What this task involves :: Keep the images out and copy every entry below exactly.

[Extracted data entries]
[BEGIN]
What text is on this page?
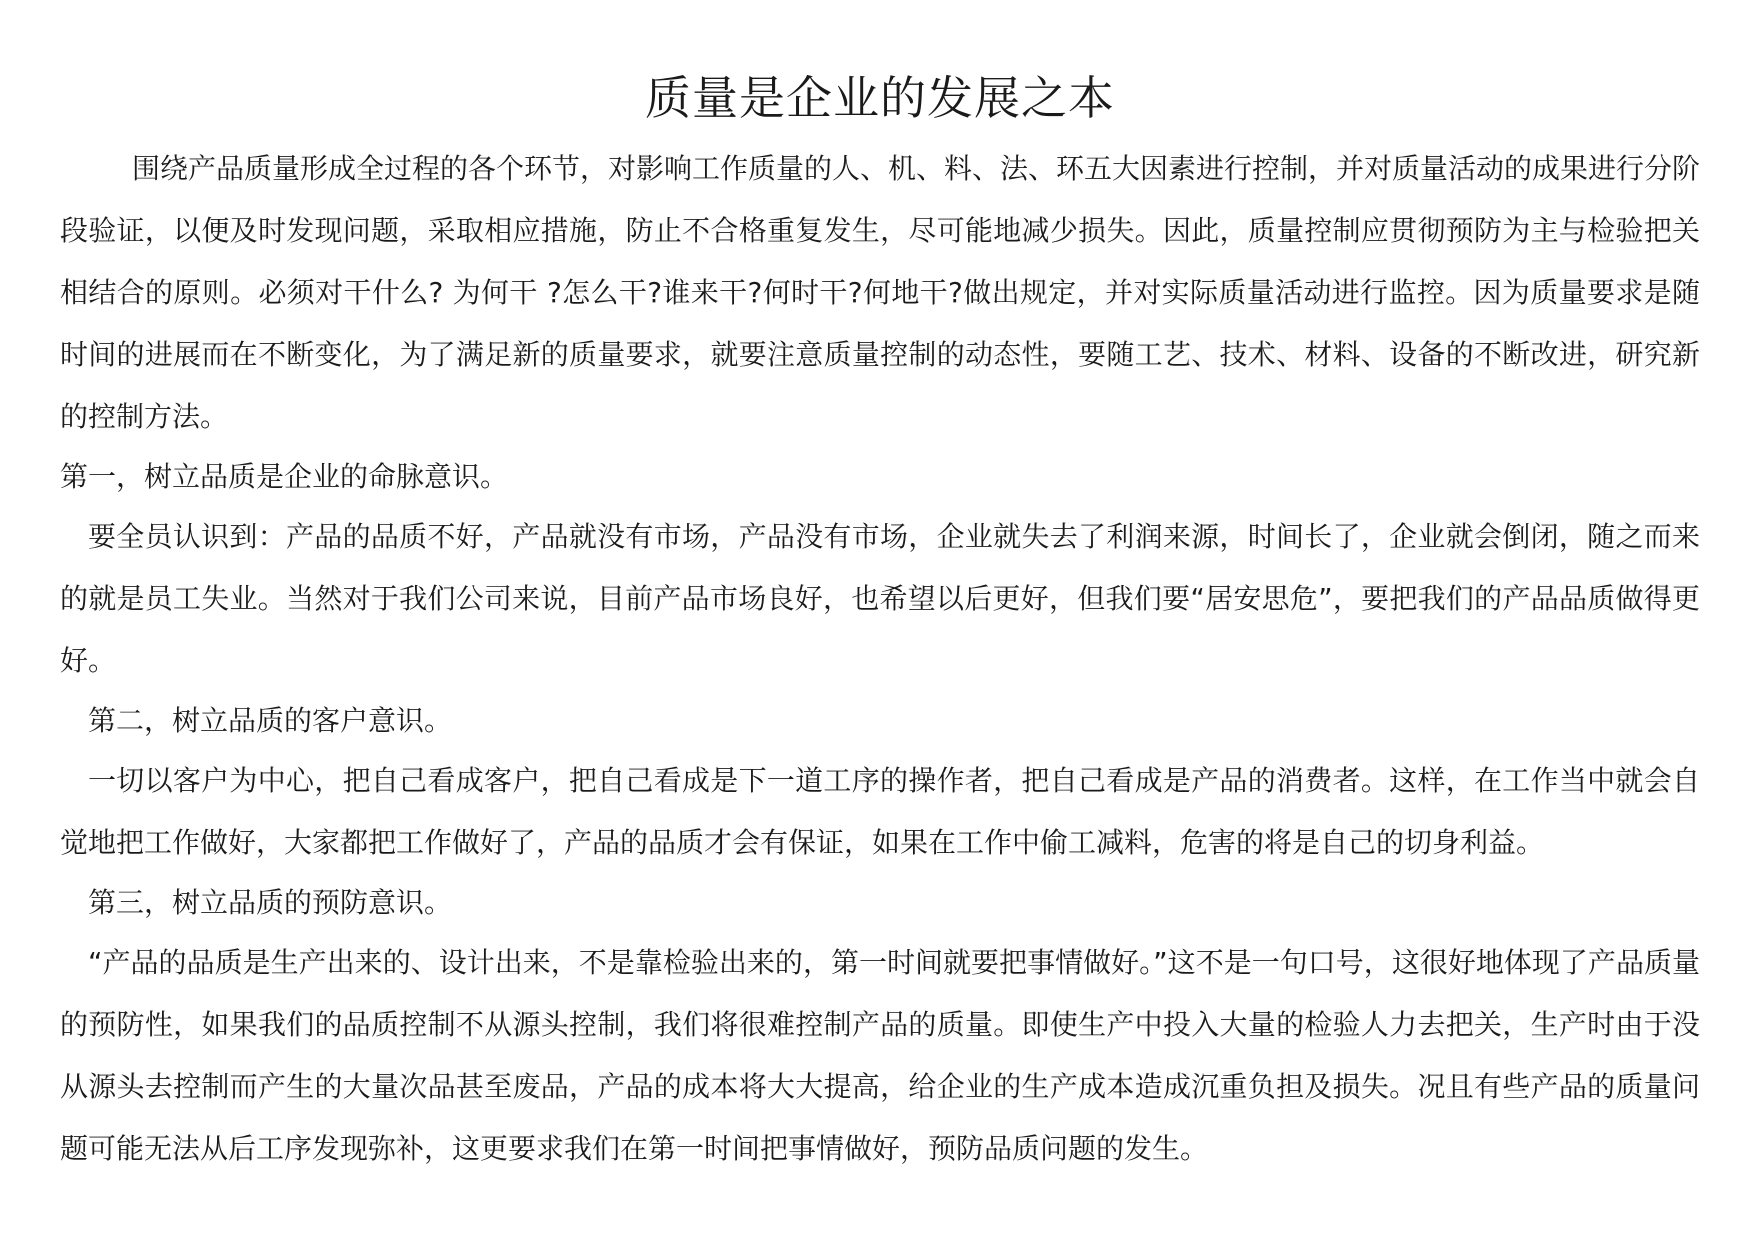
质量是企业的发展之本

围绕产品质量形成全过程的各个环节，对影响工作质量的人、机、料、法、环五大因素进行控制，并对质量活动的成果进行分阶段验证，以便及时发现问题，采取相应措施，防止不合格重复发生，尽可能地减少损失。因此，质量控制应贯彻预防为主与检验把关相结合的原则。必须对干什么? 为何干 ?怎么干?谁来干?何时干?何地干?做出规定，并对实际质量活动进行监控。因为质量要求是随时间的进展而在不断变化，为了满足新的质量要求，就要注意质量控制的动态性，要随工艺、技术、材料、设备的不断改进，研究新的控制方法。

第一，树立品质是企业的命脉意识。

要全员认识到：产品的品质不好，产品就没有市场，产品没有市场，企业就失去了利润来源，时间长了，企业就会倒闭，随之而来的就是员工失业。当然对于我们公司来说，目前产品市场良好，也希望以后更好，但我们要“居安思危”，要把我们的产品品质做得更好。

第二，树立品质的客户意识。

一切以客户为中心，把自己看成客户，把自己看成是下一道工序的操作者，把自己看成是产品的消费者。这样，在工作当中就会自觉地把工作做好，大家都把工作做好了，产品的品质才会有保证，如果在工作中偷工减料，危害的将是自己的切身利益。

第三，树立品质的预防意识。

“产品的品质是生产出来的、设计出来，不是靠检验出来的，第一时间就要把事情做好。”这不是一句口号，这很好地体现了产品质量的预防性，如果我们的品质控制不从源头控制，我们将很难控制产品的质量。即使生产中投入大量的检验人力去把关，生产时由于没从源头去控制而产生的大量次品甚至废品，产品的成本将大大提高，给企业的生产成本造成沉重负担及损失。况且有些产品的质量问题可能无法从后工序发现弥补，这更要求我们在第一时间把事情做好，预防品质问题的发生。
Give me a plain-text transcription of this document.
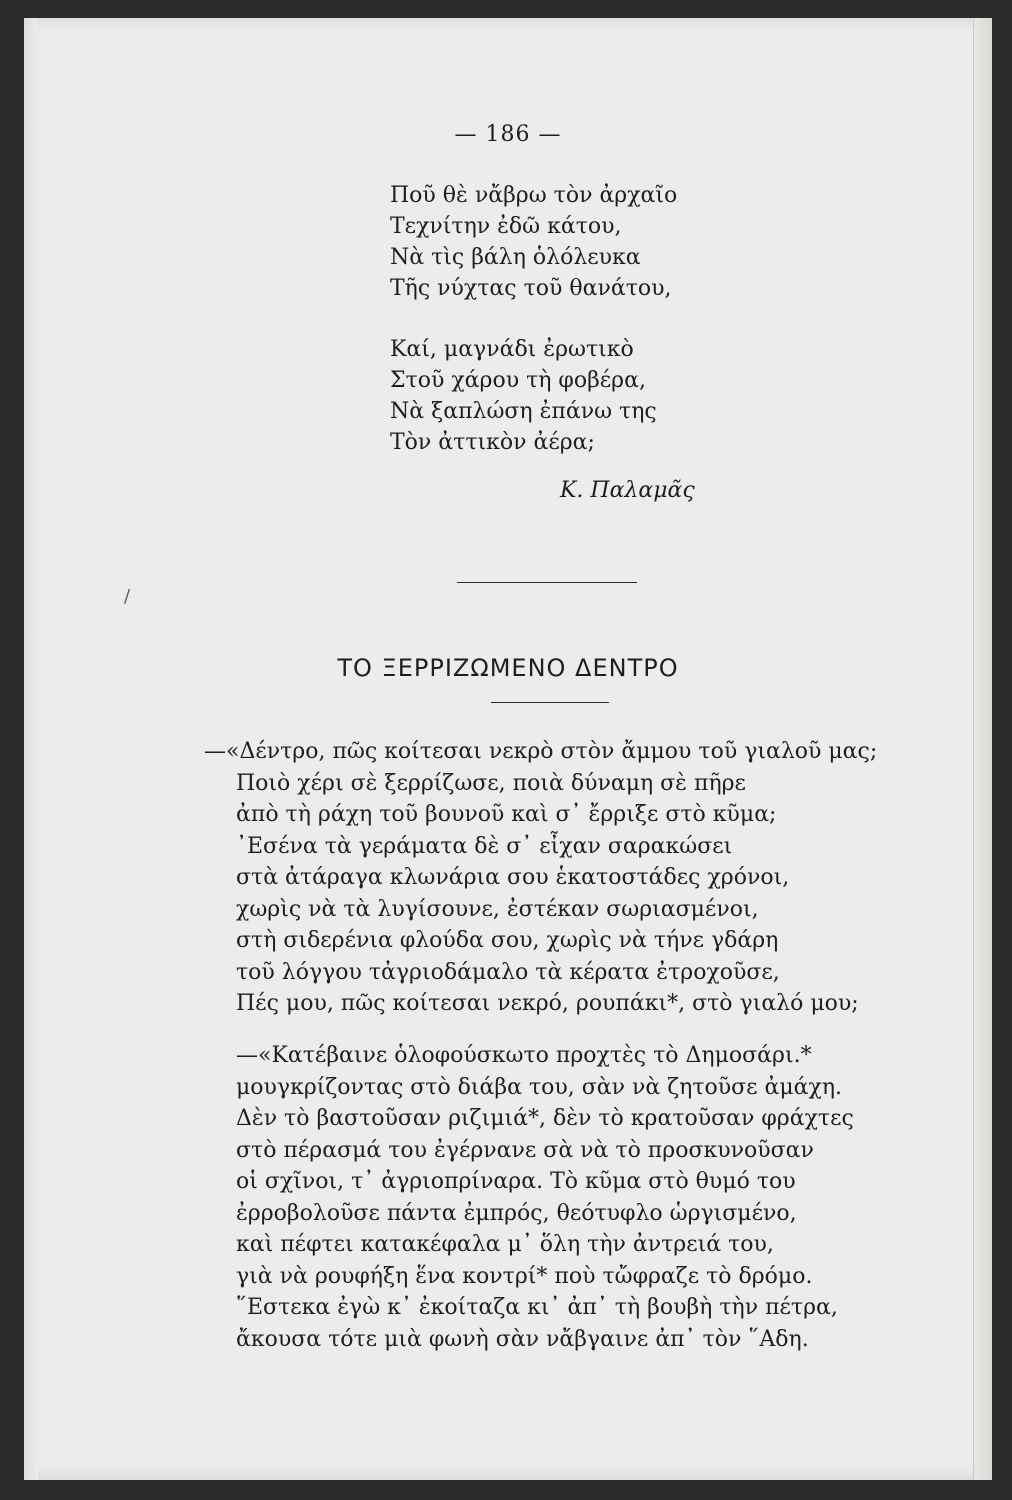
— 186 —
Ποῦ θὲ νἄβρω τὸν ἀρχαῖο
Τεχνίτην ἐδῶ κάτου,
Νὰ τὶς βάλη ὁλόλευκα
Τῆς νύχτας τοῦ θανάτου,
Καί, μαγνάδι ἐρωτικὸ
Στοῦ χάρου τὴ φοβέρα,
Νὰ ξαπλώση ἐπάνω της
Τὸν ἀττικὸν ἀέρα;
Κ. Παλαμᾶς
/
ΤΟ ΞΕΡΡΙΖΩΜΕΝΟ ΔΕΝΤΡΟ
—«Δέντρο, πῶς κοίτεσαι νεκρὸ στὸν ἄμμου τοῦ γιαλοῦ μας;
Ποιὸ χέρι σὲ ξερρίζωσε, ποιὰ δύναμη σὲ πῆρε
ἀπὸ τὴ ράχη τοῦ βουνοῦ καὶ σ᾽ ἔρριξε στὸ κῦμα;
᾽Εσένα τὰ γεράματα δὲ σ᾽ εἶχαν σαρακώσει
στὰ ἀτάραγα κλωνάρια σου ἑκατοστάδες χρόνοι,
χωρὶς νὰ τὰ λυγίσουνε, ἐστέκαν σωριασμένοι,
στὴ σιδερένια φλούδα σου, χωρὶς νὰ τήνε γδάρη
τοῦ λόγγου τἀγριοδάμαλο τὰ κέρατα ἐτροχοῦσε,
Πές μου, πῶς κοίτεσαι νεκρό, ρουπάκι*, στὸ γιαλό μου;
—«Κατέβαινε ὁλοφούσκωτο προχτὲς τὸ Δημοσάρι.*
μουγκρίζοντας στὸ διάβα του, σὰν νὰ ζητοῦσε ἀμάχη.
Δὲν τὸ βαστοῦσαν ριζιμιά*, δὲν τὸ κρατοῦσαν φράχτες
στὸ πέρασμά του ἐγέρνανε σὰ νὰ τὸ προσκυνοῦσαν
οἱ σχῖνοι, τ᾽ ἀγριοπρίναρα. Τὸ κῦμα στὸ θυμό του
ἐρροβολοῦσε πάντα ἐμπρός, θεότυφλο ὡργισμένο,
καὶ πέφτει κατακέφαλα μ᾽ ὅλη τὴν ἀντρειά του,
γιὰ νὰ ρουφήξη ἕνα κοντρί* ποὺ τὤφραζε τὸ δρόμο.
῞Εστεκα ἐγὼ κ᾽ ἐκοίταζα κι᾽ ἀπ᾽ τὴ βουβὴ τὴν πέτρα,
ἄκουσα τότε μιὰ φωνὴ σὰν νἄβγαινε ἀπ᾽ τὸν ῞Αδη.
[END]
Response to this task ::
What text is on this page?
质量是企业的发展之本

围绕产品质量形成全过程的各个环节，对影响工作质量的人、机、料、法、环五大因素进行控制，并对质量活动的成果进行分阶段验证，以便及时发现问题，采取相应措施，防止不合格重复发生，尽可能地减少损失。因此，质量控制应贯彻预防为主与检验把关相结合的原则。必须对干什么? 为何干 ?怎么干?谁来干?何时干?何地干?做出规定，并对实际质量活动进行监控。因为质量要求是随时间的进展而在不断变化，为了满足新的质量要求，就要注意质量控制的动态性，要随工艺、技术、材料、设备的不断改进，研究新的控制方法。

第一，树立品质是企业的命脉意识。

要全员认识到：产品的品质不好，产品就没有市场，产品没有市场，企业就失去了利润来源，时间长了，企业就会倒闭，随之而来的就是员工失业。当然对于我们公司来说，目前产品市场良好，也希望以后更好，但我们要“居安思危”，要把我们的产品品质做得更好。

第二，树立品质的客户意识。

一切以客户为中心，把自己看成客户，把自己看成是下一道工序的操作者，把自己看成是产品的消费者。这样，在工作当中就会自觉地把工作做好，大家都把工作做好了，产品的品质才会有保证，如果在工作中偷工减料，危害的将是自己的切身利益。

第三，树立品质的预防意识。

“产品的品质是生产出来的、设计出来，不是靠检验出来的，第一时间就要把事情做好。”这不是一句口号，这很好地体现了产品质量的预防性，如果我们的品质控制不从源头控制，我们将很难控制产品的质量。即使生产中投入大量的检验人力去把关，生产时由于没从源头去控制而产生的大量次品甚至废品，产品的成本将大大提高，给企业的生产成本造成沉重负担及损失。况且有些产品的质量问题可能无法从后工序发现弥补，这更要求我们在第一时间把事情做好，预防品质问题的发生。
Give me a plain-text transcription of this document.
— 186 —
Ποῦ θὲ νἄβρω τὸν ἀρχαῖο
Τεχνίτην ἐδῶ κάτου,
Νὰ τὶς βάλη ὁλόλευκα
Τῆς νύχτας τοῦ θανάτου,
Καί, μαγνάδι ἐρωτικὸ
Στοῦ χάρου τὴ φοβέρα,
Νὰ ξαπλώση ἐπάνω της
Τὸν ἀττικὸν ἀέρα;
Κ. Παλαμᾶς
/
ΤΟ ΞΕΡΡΙΖΩΜΕΝΟ ΔΕΝΤΡΟ
—«Δέντρο, πῶς κοίτεσαι νεκρὸ στὸν ἄμμου τοῦ γιαλοῦ μας;
Ποιὸ χέρι σὲ ξερρίζωσε, ποιὰ δύναμη σὲ πῆρε
ἀπὸ τὴ ράχη τοῦ βουνοῦ καὶ σ᾽ ἔρριξε στὸ κῦμα;
᾽Εσένα τὰ γεράματα δὲ σ᾽ εἶχαν σαρακώσει
στὰ ἀτάραγα κλωνάρια σου ἑκατοστάδες χρόνοι,
χωρὶς νὰ τὰ λυγίσουνε, ἐστέκαν σωριασμένοι,
στὴ σιδερένια φλούδα σου, χωρὶς νὰ τήνε γδάρη
τοῦ λόγγου τἀγριοδάμαλο τὰ κέρατα ἐτροχοῦσε,
Πές μου, πῶς κοίτεσαι νεκρό, ρουπάκι*, στὸ γιαλό μου;
—«Κατέβαινε ὁλοφούσκωτο προχτὲς τὸ Δημοσάρι.*
μουγκρίζοντας στὸ διάβα του, σὰν νὰ ζητοῦσε ἀμάχη.
Δὲν τὸ βαστοῦσαν ριζιμιά*, δὲν τὸ κρατοῦσαν φράχτες
στὸ πέρασμά του ἐγέρνανε σὰ νὰ τὸ προσκυνοῦσαν
οἱ σχῖνοι, τ᾽ ἀγριοπρίναρα. Τὸ κῦμα στὸ θυμό του
ἐρροβολοῦσε πάντα ἐμπρός, θεότυφλο ὡργισμένο,
καὶ πέφτει κατακέφαλα μ᾽ ὅλη τὴν ἀντρειά του,
γιὰ νὰ ρουφήξη ἕνα κοντρί* ποὺ τὤφραζε τὸ δρόμο.
῞Εστεκα ἐγὼ κ᾽ ἐκοίταζα κι᾽ ἀπ᾽ τὴ βουβὴ τὴν πέτρα,
ἄκουσα τότε μιὰ φωνὴ σὰν νἄβγαινε ἀπ᾽ τὸν ῞Αδη.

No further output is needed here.